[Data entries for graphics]
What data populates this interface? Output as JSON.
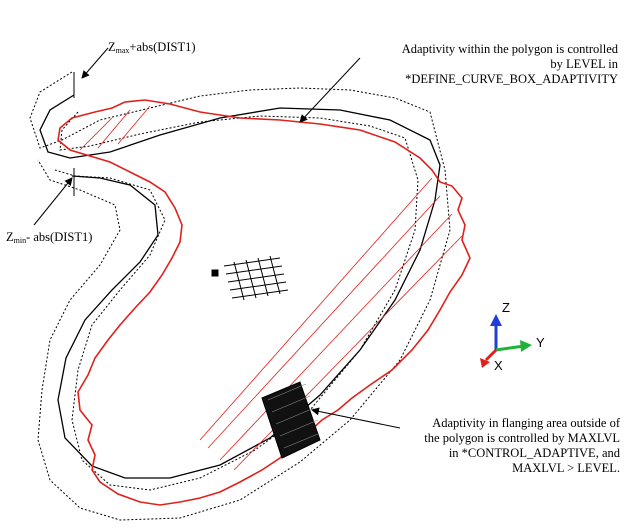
{
  "labels": {
    "zmax": {
      "sym": "Z",
      "sub": "max",
      "text": "+abs(DIST1)"
    },
    "zmin": {
      "sym": "Z",
      "sub": "min",
      "text": "- abs(DIST1)"
    },
    "polygon_note": [
      "Adaptivity within the polygon is  controlled",
      "by LEVEL in",
      "*DEFINE_CURVE_BOX_ADAPTIVITY"
    ],
    "flange_note": [
      "Adaptivity in flanging area outside of",
      "the polygon is controlled by MAXLVL",
      "in *CONTROL_ADAPTIVE, and",
      "MAXLVL > LEVEL."
    ]
  },
  "axes": {
    "z": "Z",
    "y": "Y",
    "x": "X"
  },
  "colors": {
    "part_outline": "#e0201b",
    "polygon_line": "#000000",
    "offset_line": "#000000",
    "axis_z": "#1f3fd6",
    "axis_y": "#1fb33a",
    "axis_x": "#e0201b"
  }
}
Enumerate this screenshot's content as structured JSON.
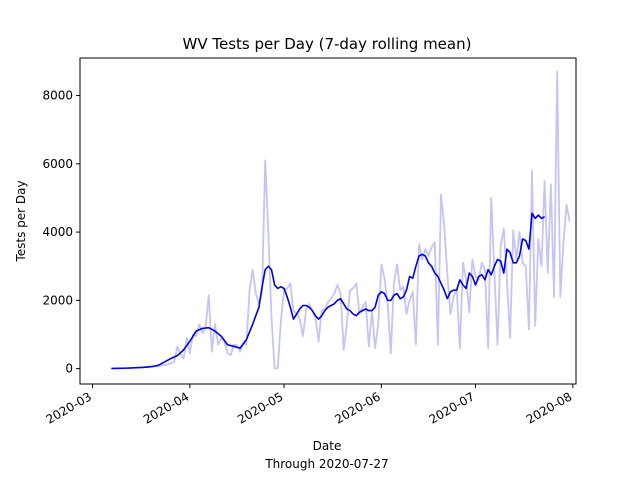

[Instructions to follow]:
State how many lines of the entries above include the word "MAXLVL", offering no text other than the number.

[Full response]:
2